• [Assigned task]:
The string "WITHOUT" may appear in lines of the data; report how many lines contain it, with no other output.
── Data extracts ──
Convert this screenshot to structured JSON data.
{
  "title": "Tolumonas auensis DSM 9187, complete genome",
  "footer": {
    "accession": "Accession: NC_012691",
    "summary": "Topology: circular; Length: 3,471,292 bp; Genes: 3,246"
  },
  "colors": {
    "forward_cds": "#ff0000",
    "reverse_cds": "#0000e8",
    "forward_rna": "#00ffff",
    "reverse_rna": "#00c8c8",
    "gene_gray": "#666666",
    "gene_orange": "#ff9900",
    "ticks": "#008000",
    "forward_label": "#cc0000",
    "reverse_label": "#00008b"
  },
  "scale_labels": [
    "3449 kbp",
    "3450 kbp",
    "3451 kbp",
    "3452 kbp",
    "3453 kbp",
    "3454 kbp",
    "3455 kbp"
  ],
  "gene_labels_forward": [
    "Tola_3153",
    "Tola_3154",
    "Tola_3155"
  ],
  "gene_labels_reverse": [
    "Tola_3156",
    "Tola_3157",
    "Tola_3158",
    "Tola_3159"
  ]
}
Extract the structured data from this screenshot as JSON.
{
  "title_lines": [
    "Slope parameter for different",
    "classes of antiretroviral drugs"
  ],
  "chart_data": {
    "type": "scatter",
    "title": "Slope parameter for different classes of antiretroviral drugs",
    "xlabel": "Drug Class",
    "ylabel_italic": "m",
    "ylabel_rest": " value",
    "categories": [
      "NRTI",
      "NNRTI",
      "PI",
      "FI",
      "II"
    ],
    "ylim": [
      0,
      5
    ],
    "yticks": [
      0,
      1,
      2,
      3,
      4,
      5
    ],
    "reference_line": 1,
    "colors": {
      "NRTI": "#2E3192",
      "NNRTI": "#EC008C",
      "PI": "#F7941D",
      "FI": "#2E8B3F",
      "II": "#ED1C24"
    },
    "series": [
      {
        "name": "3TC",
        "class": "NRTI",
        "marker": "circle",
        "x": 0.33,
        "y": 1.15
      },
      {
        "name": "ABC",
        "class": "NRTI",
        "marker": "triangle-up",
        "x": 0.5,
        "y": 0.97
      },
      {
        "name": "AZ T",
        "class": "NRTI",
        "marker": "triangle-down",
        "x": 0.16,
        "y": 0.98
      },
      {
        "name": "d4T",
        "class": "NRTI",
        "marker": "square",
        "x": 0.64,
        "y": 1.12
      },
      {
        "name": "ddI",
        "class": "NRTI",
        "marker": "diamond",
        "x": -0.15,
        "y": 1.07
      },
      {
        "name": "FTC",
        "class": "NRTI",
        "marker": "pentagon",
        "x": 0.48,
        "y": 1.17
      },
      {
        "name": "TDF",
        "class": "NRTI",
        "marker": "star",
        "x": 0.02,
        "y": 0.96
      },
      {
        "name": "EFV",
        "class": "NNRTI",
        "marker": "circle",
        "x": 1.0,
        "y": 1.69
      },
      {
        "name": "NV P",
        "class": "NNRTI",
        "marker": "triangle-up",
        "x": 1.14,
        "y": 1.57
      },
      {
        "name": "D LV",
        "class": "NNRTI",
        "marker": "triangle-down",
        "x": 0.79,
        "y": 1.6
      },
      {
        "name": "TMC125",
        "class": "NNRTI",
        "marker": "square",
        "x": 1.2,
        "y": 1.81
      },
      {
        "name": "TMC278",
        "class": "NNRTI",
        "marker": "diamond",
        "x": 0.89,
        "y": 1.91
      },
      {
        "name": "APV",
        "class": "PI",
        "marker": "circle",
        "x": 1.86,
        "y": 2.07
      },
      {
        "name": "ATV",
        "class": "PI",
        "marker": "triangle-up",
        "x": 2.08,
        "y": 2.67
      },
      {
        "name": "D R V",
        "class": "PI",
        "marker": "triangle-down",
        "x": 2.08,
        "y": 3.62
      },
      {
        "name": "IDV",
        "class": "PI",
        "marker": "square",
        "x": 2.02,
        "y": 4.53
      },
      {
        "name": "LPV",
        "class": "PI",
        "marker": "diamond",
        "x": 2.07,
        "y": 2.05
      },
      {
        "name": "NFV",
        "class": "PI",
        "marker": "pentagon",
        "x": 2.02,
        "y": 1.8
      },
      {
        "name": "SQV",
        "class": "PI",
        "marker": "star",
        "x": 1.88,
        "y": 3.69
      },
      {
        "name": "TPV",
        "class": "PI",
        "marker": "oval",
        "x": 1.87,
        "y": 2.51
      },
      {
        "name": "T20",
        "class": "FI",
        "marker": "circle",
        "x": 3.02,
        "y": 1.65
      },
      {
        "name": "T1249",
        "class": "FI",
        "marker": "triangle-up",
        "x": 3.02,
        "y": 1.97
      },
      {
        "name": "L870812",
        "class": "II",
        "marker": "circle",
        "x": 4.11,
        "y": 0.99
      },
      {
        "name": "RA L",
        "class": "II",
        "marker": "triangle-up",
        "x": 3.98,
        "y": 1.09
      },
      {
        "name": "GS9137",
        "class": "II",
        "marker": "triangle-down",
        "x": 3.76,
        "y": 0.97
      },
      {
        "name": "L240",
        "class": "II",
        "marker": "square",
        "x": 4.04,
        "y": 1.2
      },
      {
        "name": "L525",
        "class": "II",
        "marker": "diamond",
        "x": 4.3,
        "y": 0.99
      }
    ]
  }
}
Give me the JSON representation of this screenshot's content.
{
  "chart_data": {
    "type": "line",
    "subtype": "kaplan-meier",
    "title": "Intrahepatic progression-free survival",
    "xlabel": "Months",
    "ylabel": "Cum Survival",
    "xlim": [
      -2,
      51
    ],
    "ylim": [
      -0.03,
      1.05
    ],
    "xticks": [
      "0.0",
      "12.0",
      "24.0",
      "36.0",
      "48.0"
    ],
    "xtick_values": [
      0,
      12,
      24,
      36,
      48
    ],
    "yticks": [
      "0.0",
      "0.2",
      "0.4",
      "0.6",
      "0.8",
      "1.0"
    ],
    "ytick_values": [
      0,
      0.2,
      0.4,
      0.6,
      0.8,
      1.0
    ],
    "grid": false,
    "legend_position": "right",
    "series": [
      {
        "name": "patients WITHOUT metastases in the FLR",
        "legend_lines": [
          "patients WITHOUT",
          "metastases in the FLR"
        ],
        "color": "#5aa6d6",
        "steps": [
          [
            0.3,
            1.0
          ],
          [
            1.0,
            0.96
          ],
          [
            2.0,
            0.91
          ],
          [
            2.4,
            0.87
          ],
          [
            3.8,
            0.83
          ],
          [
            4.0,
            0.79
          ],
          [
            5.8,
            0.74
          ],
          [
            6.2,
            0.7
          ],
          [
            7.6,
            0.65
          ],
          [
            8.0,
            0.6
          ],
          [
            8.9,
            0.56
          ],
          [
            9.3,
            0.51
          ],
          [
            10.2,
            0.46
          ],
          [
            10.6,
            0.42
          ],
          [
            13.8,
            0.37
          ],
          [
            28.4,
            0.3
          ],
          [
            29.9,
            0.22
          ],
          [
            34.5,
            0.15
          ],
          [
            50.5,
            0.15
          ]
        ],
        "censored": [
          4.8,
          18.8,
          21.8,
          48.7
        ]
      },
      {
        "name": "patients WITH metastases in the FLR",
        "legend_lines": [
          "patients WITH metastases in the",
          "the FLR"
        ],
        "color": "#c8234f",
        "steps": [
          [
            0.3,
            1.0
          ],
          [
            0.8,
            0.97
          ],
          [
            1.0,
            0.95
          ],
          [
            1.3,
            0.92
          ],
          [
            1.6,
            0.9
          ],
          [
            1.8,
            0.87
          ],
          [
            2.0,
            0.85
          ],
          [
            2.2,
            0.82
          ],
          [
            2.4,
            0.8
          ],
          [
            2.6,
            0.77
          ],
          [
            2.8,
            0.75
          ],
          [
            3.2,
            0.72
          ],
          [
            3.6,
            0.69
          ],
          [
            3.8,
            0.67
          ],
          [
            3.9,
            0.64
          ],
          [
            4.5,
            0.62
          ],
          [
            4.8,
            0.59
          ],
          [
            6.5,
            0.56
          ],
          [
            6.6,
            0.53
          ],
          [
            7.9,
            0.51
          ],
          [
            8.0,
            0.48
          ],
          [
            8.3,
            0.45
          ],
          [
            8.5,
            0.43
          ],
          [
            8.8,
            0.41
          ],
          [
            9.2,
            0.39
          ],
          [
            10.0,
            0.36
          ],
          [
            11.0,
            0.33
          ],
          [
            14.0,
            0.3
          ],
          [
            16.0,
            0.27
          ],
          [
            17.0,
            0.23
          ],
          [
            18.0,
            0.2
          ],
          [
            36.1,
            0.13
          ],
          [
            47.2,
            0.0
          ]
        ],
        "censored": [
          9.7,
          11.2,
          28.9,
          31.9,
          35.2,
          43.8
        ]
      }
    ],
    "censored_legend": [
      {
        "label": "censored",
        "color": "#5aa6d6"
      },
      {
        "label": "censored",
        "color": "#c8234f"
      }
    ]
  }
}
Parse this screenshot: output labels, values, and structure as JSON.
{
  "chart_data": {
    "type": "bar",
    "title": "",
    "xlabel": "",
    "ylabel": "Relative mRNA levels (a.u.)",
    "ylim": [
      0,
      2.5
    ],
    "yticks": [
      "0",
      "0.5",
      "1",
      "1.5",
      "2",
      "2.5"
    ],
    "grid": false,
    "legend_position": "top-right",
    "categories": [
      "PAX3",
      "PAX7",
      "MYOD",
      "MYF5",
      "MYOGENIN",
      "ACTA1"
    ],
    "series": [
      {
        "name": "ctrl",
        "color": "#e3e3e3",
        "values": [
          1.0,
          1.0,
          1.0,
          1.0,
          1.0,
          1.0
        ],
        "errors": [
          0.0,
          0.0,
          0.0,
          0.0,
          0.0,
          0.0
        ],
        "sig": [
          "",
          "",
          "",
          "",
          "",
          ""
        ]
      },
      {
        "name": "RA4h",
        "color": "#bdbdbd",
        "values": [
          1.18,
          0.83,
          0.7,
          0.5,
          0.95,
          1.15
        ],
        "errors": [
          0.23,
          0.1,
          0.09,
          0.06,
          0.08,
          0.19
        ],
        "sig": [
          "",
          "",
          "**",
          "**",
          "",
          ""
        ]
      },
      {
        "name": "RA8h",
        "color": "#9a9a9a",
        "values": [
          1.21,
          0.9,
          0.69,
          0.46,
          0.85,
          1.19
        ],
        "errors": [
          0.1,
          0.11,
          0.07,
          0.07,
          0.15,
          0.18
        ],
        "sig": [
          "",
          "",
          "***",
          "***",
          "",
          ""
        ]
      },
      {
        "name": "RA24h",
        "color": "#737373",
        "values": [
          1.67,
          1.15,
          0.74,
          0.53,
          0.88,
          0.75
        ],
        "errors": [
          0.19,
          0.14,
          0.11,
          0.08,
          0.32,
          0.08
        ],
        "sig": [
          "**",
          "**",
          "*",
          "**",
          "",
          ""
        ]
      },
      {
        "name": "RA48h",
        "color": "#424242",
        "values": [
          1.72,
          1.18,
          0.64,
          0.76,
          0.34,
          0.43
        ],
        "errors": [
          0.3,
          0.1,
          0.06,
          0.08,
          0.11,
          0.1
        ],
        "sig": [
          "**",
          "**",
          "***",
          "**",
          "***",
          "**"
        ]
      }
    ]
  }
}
───
• [Reply]:
2